Given entries>
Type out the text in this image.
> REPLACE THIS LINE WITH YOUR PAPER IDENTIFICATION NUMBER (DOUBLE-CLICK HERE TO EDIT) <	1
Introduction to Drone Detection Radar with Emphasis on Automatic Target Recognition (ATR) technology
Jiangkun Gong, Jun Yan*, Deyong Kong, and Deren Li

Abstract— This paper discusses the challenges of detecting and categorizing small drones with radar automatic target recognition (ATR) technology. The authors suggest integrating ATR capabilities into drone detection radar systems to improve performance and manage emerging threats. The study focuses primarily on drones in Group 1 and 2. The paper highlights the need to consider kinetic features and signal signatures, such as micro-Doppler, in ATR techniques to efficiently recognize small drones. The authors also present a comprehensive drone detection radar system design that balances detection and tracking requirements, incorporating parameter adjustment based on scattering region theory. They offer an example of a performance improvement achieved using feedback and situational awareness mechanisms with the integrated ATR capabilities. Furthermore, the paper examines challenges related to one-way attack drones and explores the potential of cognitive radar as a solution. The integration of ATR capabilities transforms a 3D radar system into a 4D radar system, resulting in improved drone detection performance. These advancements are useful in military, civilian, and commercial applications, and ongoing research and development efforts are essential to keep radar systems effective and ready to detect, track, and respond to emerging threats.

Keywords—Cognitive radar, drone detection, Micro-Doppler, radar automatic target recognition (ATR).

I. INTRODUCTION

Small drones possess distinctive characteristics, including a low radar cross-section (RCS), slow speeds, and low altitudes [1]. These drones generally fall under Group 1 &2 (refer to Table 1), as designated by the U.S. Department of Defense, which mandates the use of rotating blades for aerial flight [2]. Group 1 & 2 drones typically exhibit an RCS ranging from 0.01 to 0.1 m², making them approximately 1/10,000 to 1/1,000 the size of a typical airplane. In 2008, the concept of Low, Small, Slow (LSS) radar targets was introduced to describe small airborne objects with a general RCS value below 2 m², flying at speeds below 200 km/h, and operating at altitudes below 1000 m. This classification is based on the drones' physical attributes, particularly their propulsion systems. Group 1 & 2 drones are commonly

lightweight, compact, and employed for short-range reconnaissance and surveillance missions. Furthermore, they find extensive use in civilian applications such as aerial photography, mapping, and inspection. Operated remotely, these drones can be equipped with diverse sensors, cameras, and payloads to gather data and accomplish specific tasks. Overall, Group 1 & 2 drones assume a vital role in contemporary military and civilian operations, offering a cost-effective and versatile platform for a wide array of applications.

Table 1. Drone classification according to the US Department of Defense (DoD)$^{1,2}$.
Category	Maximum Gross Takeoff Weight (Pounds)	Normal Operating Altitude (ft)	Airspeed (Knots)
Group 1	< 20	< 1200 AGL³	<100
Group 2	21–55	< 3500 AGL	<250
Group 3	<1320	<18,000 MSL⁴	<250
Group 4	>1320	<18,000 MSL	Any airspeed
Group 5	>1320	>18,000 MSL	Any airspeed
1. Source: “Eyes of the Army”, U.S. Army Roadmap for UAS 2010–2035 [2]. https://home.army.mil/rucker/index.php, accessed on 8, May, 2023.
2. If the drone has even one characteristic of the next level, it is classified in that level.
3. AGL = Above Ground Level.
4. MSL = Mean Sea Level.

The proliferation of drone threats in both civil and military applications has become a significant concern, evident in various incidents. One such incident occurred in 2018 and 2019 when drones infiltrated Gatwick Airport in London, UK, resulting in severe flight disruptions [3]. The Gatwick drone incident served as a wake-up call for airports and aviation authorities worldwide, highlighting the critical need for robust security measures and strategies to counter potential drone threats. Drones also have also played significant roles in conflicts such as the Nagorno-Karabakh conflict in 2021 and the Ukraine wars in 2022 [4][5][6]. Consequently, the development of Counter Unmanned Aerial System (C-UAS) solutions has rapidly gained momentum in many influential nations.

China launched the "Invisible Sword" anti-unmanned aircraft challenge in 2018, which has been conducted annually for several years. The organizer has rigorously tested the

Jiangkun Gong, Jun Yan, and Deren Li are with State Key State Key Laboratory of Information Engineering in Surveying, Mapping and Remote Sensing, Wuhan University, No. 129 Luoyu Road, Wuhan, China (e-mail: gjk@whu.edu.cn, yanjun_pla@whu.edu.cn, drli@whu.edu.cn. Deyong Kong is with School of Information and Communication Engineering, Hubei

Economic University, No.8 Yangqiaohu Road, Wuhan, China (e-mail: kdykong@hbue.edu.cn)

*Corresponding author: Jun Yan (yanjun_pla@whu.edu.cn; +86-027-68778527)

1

What to work on> Where a line in the entries holds the word "Deyong", copy that line.

Written answer>
Jiangkun Gong, Jun Yan*, Deyong Kong, and Deren Li
Jiangkun Gong, Jun Yan, and Deren Li are with State Key State Key Laboratory of Information Engineering in Surveying, Mapping and Remote Sensing, Wuhan University, No. 129 Luoyu Road, Wuhan, China (e-mail: gjk@whu.edu.cn, yanjun_pla@whu.edu.cn, drli@whu.edu.cn. Deyong Kong is with School of Information and Communication Engineering, Hubei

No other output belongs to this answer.